# Prompt
Going through the material below, please gather all lines with the word "name" in them.

○ ○ ○ ○ ○ ○ ○

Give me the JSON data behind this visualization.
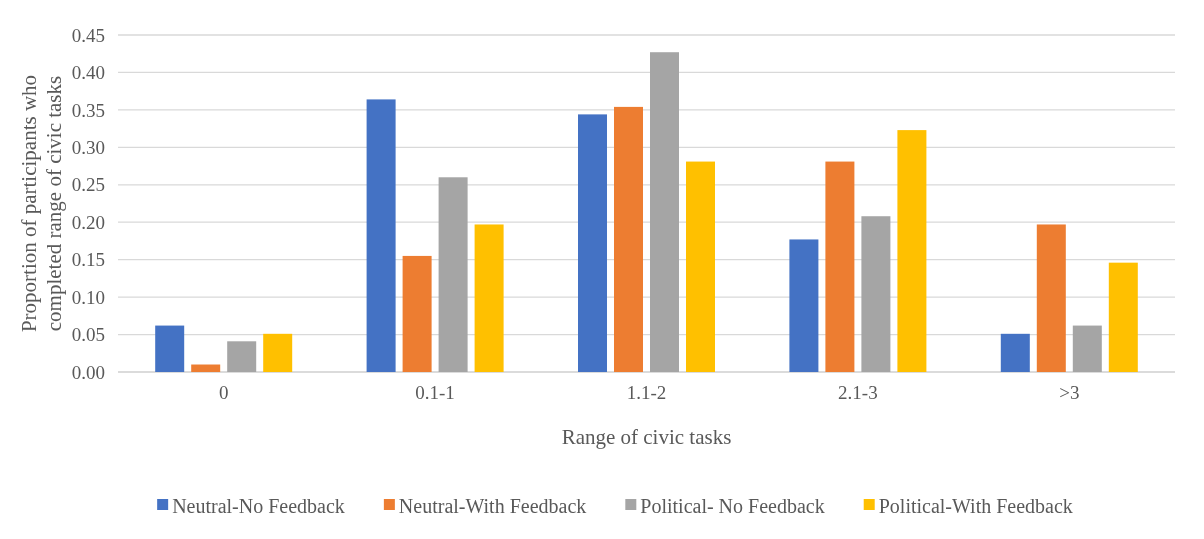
{
  "chart_data": {
    "type": "bar",
    "xlabel": "Range of civic tasks",
    "ylabel": "Proportion of participants who completed range of civic tasks",
    "categories": [
      "0",
      "0.1-1",
      "1.1-2",
      "2.1-3",
      ">3"
    ],
    "series": [
      {
        "name": "Neutral-No Feedback",
        "color": "#4472c4",
        "values": [
          0.062,
          0.364,
          0.344,
          0.177,
          0.051
        ]
      },
      {
        "name": "Neutral-With Feedback",
        "color": "#ed7d31",
        "values": [
          0.01,
          0.155,
          0.354,
          0.281,
          0.197
        ]
      },
      {
        "name": "Political- No Feedback",
        "color": "#a5a5a5",
        "values": [
          0.041,
          0.26,
          0.427,
          0.208,
          0.062
        ]
      },
      {
        "name": "Political-With Feedback",
        "color": "#ffc000",
        "values": [
          0.051,
          0.197,
          0.281,
          0.323,
          0.146
        ]
      }
    ],
    "ylim": [
      0,
      0.45
    ],
    "yticks": [
      {
        "value": 0,
        "label": "0.00"
      },
      {
        "value": 0.05,
        "label": "0.05"
      },
      {
        "value": 0.1,
        "label": "0.10"
      },
      {
        "value": 0.15,
        "label": "0.15"
      },
      {
        "value": 0.2,
        "label": "0.20"
      },
      {
        "value": 0.25,
        "label": "0.25"
      },
      {
        "value": 0.3,
        "label": "0.30"
      },
      {
        "value": 0.35,
        "label": "0.35"
      },
      {
        "value": 0.4,
        "label": "0.40"
      },
      {
        "value": 0.45,
        "label": "0.45"
      }
    ],
    "grid": "y",
    "legend": "bottom"
  }
}
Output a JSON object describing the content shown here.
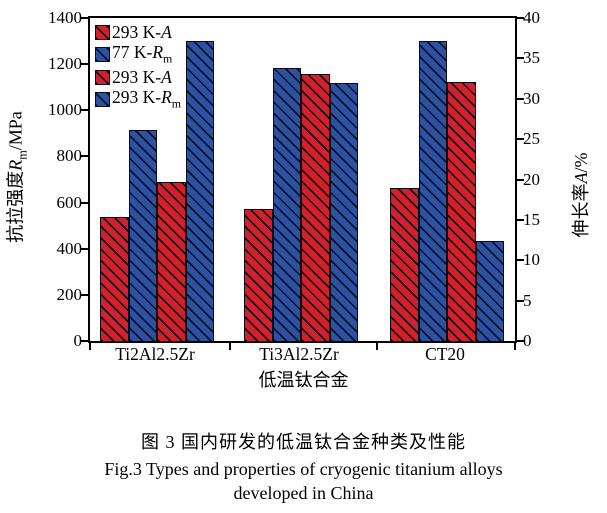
{
  "figure": {
    "caption_zh": "图 3  国内研发的低温钛合金种类及性能",
    "caption_en_line1": "Fig.3 Types and properties of cryogenic titanium alloys",
    "caption_en_line2": "developed in China"
  },
  "chart_data": {
    "type": "bar",
    "title": "",
    "xlabel": "低温钛合金",
    "categories": [
      "Ti2Al2.5Zr",
      "Ti3Al2.5Zr",
      "CT20"
    ],
    "ylabel_left": {
      "zh": "抗拉强度",
      "symbol": "R",
      "symbol_sub": "m",
      "unit": "/MPa"
    },
    "ylabel_right": {
      "zh": "伸长率",
      "symbol": "A",
      "symbol_sub": "",
      "unit": "/%"
    },
    "y_left": {
      "min": 0,
      "max": 1400,
      "step": 200,
      "ticks": [
        0,
        200,
        400,
        600,
        800,
        1000,
        1200,
        1400
      ]
    },
    "y_right": {
      "min": 0,
      "max": 40,
      "step": 5,
      "ticks": [
        0,
        5,
        10,
        15,
        20,
        25,
        30,
        35,
        40
      ]
    },
    "grid": false,
    "legend_position": "top-left-inside",
    "legend": [
      {
        "label": "293 K-A",
        "label_prefix": "293 K-",
        "symbol": "A",
        "symbol_sub": "",
        "color_key": "red"
      },
      {
        "label": "77 K-Rm",
        "label_prefix": "77 K-",
        "symbol": "R",
        "symbol_sub": "m",
        "color_key": "blue"
      },
      {
        "label": "293 K-A",
        "label_prefix": "293 K-",
        "symbol": "A",
        "symbol_sub": "",
        "color_key": "red"
      },
      {
        "label": "293 K-Rm",
        "label_prefix": "293 K-",
        "symbol": "R",
        "symbol_sub": "m",
        "color_key": "blue"
      }
    ],
    "series": [
      {
        "name": "293 K-A",
        "color_key": "red",
        "axis": "right",
        "unit": "%",
        "values": [
          15.3,
          16.3,
          19.0
        ]
      },
      {
        "name": "77 K-Rm",
        "color_key": "blue",
        "axis": "left",
        "unit": "MPa",
        "values": [
          915,
          1185,
          1300
        ]
      },
      {
        "name": "293 K-A",
        "color_key": "red",
        "axis": "right",
        "unit": "%",
        "values": [
          19.7,
          33.1,
          32.1
        ]
      },
      {
        "name": "293 K-Rm",
        "color_key": "blue",
        "axis": "left",
        "unit": "MPa",
        "values": [
          1300,
          1120,
          435
        ]
      }
    ],
    "colors": {
      "red": "#d42026",
      "blue": "#2b52a3",
      "hatch": "#0c1026",
      "axis": "#000000"
    }
  }
}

○ ○ ○ ○ ○ ○ ○

# Result of this exercise
        "name": "Neutral-No Feedback",
        "name": "Neutral-With Feedback",
        "name": "Political- No Feedback",
        "name": "Political-With Feedback",
        "name": "293 K-A",
        "name": "77 K-Rm",
        "name": "293 K-A",
        "name": "293 K-Rm",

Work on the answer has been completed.